→ **Objective**
List, from the lines below, each one with "image" in it.

→ **Material for the task**

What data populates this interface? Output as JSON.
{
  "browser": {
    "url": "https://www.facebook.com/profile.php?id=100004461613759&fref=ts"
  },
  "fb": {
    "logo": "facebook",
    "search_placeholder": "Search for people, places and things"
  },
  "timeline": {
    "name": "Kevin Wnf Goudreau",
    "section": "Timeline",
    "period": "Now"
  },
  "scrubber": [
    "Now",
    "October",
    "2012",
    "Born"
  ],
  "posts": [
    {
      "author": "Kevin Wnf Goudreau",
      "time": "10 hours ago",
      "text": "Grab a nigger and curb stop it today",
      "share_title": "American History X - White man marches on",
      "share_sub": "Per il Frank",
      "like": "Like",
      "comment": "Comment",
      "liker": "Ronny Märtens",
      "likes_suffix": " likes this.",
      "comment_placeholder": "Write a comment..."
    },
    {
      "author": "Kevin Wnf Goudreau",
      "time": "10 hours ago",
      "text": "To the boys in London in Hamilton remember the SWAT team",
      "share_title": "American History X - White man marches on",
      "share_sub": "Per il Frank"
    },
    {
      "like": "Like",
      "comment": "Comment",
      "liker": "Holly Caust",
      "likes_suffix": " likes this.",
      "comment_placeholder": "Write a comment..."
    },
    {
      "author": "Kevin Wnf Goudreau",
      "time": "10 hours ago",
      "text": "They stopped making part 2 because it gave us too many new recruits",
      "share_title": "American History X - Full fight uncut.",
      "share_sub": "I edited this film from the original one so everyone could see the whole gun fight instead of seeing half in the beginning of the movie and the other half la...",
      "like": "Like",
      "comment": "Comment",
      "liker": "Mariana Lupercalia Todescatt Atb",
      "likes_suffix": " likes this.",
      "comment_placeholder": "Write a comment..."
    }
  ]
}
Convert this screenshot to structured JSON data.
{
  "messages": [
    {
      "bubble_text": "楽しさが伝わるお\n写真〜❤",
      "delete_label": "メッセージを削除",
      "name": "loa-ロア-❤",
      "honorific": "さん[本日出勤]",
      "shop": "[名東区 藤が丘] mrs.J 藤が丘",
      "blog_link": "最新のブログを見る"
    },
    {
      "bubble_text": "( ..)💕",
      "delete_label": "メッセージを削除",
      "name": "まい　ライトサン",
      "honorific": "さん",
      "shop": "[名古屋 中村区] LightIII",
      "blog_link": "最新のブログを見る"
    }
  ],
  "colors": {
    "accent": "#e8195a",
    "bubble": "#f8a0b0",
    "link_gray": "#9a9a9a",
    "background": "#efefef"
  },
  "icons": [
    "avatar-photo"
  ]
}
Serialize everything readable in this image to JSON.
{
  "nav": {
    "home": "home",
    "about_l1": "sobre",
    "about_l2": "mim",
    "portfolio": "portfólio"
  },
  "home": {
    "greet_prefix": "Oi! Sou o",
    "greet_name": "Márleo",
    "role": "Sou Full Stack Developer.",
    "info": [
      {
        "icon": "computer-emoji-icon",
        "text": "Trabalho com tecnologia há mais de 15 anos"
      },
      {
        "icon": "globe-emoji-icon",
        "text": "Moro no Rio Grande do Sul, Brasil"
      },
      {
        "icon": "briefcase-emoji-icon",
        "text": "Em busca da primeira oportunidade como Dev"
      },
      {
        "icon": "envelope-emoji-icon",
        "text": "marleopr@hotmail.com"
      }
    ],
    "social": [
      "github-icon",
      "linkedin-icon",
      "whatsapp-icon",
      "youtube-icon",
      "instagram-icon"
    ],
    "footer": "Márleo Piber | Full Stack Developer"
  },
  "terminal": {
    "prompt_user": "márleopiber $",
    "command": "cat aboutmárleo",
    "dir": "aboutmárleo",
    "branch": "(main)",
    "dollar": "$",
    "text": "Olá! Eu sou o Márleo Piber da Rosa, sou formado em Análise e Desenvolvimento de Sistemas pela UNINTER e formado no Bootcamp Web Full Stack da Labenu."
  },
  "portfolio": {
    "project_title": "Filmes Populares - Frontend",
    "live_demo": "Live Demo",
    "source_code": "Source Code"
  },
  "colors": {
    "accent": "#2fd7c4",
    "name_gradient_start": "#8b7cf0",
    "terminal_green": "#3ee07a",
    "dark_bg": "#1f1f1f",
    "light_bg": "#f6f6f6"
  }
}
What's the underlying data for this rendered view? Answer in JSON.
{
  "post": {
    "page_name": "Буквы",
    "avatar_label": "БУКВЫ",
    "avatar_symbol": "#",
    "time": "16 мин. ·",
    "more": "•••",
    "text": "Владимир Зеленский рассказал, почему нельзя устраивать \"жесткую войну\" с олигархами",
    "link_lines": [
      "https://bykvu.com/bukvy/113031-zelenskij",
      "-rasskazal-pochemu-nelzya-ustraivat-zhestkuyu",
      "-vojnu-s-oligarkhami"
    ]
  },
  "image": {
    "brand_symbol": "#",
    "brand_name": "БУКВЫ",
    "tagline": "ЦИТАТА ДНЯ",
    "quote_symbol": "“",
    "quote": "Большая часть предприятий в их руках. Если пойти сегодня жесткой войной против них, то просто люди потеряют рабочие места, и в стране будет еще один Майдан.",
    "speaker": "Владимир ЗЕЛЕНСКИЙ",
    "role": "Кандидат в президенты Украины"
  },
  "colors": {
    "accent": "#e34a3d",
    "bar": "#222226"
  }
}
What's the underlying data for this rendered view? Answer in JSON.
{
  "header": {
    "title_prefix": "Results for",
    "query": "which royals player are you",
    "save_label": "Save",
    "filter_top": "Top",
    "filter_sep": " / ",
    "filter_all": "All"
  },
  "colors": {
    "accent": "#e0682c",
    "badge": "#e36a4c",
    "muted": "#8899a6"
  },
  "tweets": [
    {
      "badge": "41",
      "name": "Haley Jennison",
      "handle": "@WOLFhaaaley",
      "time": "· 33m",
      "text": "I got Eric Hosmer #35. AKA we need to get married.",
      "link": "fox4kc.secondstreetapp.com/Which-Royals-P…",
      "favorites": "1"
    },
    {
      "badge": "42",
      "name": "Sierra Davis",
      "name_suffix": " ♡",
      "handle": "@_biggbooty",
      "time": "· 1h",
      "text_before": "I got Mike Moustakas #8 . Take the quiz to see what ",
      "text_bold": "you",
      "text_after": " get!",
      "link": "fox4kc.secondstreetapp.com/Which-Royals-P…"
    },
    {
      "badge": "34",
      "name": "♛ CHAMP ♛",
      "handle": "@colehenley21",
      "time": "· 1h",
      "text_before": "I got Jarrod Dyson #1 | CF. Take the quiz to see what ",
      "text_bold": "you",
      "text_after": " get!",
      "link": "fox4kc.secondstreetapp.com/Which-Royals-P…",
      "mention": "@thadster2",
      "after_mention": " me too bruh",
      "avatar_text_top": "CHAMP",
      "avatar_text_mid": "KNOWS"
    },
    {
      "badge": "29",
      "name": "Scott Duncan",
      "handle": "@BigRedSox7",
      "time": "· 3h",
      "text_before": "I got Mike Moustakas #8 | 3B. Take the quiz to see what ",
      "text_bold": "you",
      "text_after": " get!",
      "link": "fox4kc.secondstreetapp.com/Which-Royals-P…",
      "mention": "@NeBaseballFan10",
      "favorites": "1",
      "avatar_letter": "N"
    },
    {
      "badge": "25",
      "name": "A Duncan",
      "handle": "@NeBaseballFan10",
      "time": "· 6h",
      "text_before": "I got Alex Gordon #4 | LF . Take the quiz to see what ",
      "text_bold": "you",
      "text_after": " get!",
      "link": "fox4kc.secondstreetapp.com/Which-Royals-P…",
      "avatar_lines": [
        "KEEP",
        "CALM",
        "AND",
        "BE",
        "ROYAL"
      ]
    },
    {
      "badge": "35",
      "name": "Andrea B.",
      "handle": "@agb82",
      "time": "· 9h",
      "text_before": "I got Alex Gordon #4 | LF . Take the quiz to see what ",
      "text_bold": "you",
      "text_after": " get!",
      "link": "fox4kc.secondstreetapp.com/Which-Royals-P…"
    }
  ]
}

→ **Answer to the exercise**
Serialize everything readable in this image to JSON.
  "image": {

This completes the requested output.